***** Records for processing *****
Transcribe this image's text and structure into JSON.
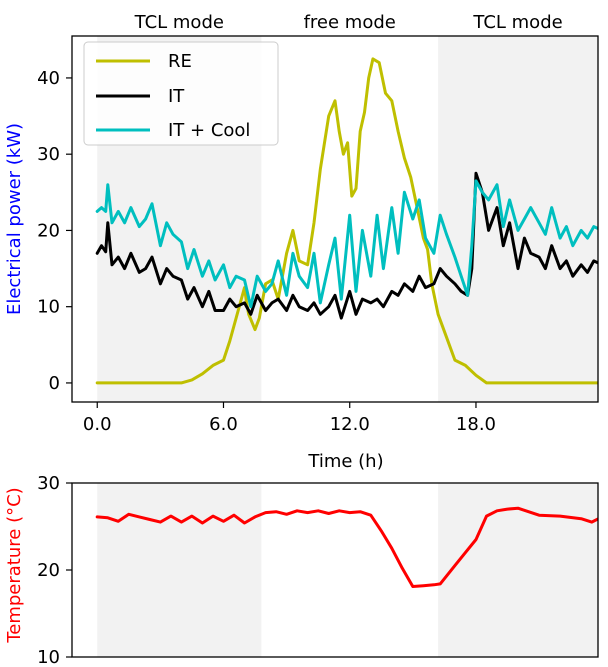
{
  "chart_data": [
    {
      "type": "line",
      "title": "",
      "xlabel": "Time (h)",
      "ylabel": "Electrical power (kW)",
      "ylabel_color": "#0000ff",
      "xlim": [
        -1.2,
        23.8
      ],
      "ylim": [
        -2.5,
        45.5
      ],
      "xticks": [
        0,
        6,
        12,
        18
      ],
      "xtick_labels": [
        "0.0",
        "6.0",
        "12.0",
        "18.0"
      ],
      "yticks": [
        0,
        10,
        20,
        30,
        40
      ],
      "ytick_labels": [
        "0",
        "10",
        "20",
        "30",
        "40"
      ],
      "grid": false,
      "legend": "top-left",
      "shaded_regions": [
        {
          "from": 0,
          "to": 7.8,
          "color": "#f2f2f2"
        },
        {
          "from": 16.2,
          "to": 24,
          "color": "#f2f2f2"
        }
      ],
      "mode_labels": [
        {
          "text": "TCL mode",
          "x": 3.9
        },
        {
          "text": "free mode",
          "x": 12.0
        },
        {
          "text": "TCL mode",
          "x": 20.0
        }
      ],
      "series": [
        {
          "name": "RE",
          "color": "#bfbf00",
          "x": [
            0,
            1,
            2,
            3,
            4,
            4.5,
            5,
            5.5,
            6,
            6.3,
            6.6,
            7,
            7.1,
            7.2,
            7.5,
            7.7,
            8,
            8.3,
            8.6,
            9,
            9.3,
            9.6,
            10,
            10.3,
            10.6,
            11,
            11.3,
            11.5,
            11.7,
            11.9,
            12.1,
            12.3,
            12.5,
            12.7,
            12.9,
            13.1,
            13.4,
            13.7,
            14,
            14.3,
            14.6,
            14.9,
            15.2,
            15.5,
            15.7,
            15.9,
            16.2,
            16.6,
            17,
            17.5,
            18,
            18.5,
            19,
            20,
            21,
            22,
            23,
            24
          ],
          "y": [
            0,
            0,
            0,
            0,
            0,
            0.4,
            1.2,
            2.3,
            3.0,
            5.5,
            8.5,
            12.5,
            10.5,
            9.0,
            7.0,
            8.5,
            13.0,
            13.5,
            11.0,
            17.0,
            20.0,
            16.0,
            15.5,
            21.0,
            28.0,
            35.0,
            37.0,
            33.0,
            30.0,
            31.5,
            24.5,
            25.5,
            33.0,
            35.5,
            40.0,
            42.5,
            42.0,
            38.0,
            37.0,
            33.0,
            29.5,
            27.0,
            23.0,
            19.0,
            17.5,
            13.0,
            9.0,
            6.0,
            3.0,
            2.3,
            1.0,
            0,
            0,
            0,
            0,
            0,
            0,
            0
          ]
        },
        {
          "name": "IT",
          "color": "#000000",
          "x": [
            0,
            0.2,
            0.4,
            0.5,
            0.7,
            1,
            1.3,
            1.6,
            2,
            2.3,
            2.6,
            3,
            3.3,
            3.6,
            4,
            4.3,
            4.6,
            5,
            5.3,
            5.6,
            6,
            6.3,
            6.6,
            7,
            7.3,
            7.6,
            8,
            8.3,
            8.6,
            9,
            9.3,
            9.6,
            10,
            10.3,
            10.6,
            11,
            11.3,
            11.6,
            12,
            12.3,
            12.6,
            13,
            13.3,
            13.6,
            14,
            14.3,
            14.6,
            15,
            15.3,
            15.6,
            16,
            16.3,
            16.6,
            17,
            17.3,
            17.6,
            17.8,
            18,
            18.3,
            18.6,
            19,
            19.3,
            19.6,
            20,
            20.3,
            20.6,
            21,
            21.3,
            21.6,
            22,
            22.3,
            22.6,
            23,
            23.3,
            23.6,
            24
          ],
          "y": [
            17,
            18,
            17.2,
            21,
            15.5,
            16.5,
            15,
            17,
            14.5,
            15,
            16.5,
            13,
            15,
            14,
            13.5,
            11,
            12.5,
            10,
            12,
            9.5,
            9.5,
            11,
            10,
            10.5,
            9,
            11.5,
            9.5,
            10.5,
            11,
            9.5,
            11.5,
            10,
            9.5,
            10.5,
            9,
            10,
            11.5,
            8.5,
            12,
            9,
            11,
            10.5,
            11,
            10,
            12,
            11.5,
            13,
            12,
            14,
            12.5,
            13,
            15,
            14,
            13,
            12,
            11.5,
            15,
            27.5,
            25,
            20,
            23,
            18,
            21,
            15,
            19,
            17,
            16.5,
            15,
            18,
            15,
            16,
            14,
            15.5,
            14.5,
            16,
            15.5
          ]
        },
        {
          "name": "IT + Cool",
          "color": "#00bfbf",
          "x": [
            0,
            0.2,
            0.4,
            0.5,
            0.7,
            1,
            1.3,
            1.6,
            2,
            2.3,
            2.6,
            3,
            3.3,
            3.6,
            4,
            4.3,
            4.6,
            5,
            5.3,
            5.6,
            6,
            6.3,
            6.6,
            7,
            7.3,
            7.6,
            8,
            8.3,
            8.6,
            9,
            9.3,
            9.6,
            10,
            10.3,
            10.6,
            11,
            11.3,
            11.6,
            12,
            12.3,
            12.6,
            13,
            13.3,
            13.6,
            14,
            14.3,
            14.6,
            15,
            15.3,
            15.6,
            16,
            16.3,
            16.6,
            17,
            17.3,
            17.6,
            17.8,
            18,
            18.3,
            18.6,
            19,
            19.3,
            19.6,
            20,
            20.3,
            20.6,
            21,
            21.3,
            21.6,
            22,
            22.3,
            22.6,
            23,
            23.3,
            23.6,
            24
          ],
          "y": [
            22.5,
            23,
            22.5,
            26,
            21,
            22.5,
            21,
            23,
            20.5,
            21.5,
            23.5,
            18,
            21,
            19.5,
            18.5,
            15,
            17.5,
            14,
            16,
            13.5,
            15.5,
            12.5,
            14,
            13.5,
            10,
            14,
            12,
            13,
            16,
            11.5,
            17,
            14,
            12.5,
            17,
            10.5,
            15.5,
            19,
            11,
            22,
            12,
            20,
            14,
            22,
            15,
            23,
            17,
            25,
            21.5,
            24,
            19,
            17,
            22,
            19.5,
            16.5,
            14,
            11.5,
            18,
            26.5,
            25,
            24,
            26,
            20.5,
            24,
            20,
            21.5,
            23,
            21,
            19.5,
            23,
            19,
            20.5,
            18,
            20,
            19,
            20.5,
            20
          ]
        }
      ]
    },
    {
      "type": "line",
      "title": "",
      "xlabel": "",
      "ylabel": "Temperature (°C)",
      "ylabel_color": "#ff0000",
      "xlim": [
        -1.2,
        23.8
      ],
      "ylim": [
        10,
        30
      ],
      "yticks": [
        10,
        20,
        30
      ],
      "ytick_labels": [
        "10",
        "20",
        "30"
      ],
      "grid": false,
      "shaded_regions": [
        {
          "from": 0,
          "to": 7.8,
          "color": "#f2f2f2"
        },
        {
          "from": 16.2,
          "to": 24,
          "color": "#f2f2f2"
        }
      ],
      "series": [
        {
          "name": "",
          "color": "#ff0000",
          "x": [
            0,
            0.5,
            1,
            1.5,
            2,
            2.5,
            3,
            3.5,
            4,
            4.5,
            5,
            5.5,
            6,
            6.5,
            7,
            7.5,
            8,
            8.5,
            9,
            9.5,
            10,
            10.5,
            11,
            11.5,
            12,
            12.5,
            13,
            13.5,
            14,
            14.5,
            15,
            15.5,
            16,
            16.3,
            17,
            17.5,
            18,
            18.5,
            19,
            19.5,
            20,
            21,
            22,
            23,
            23.5,
            24
          ],
          "y": [
            26.1,
            26.0,
            25.6,
            26.4,
            26.1,
            25.8,
            25.5,
            26.2,
            25.5,
            26.2,
            25.4,
            26.2,
            25.6,
            26.3,
            25.4,
            26.1,
            26.6,
            26.7,
            26.4,
            26.8,
            26.6,
            26.8,
            26.5,
            26.8,
            26.6,
            26.7,
            26.3,
            24.5,
            22.5,
            20.2,
            18.1,
            18.2,
            18.3,
            18.4,
            20.5,
            22.0,
            23.5,
            26.2,
            26.8,
            27.0,
            27.1,
            26.3,
            26.2,
            25.9,
            25.5,
            26.1
          ]
        }
      ]
    }
  ]
}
*****
■ Problem: Scan the lines for the string "text". Pick out every line that has it.

■ Exercise result:
Transcribe this image's text and structure into JSON.
          "text": "TCL mode",
          "text": "free mode",
          "text": "TCL mode",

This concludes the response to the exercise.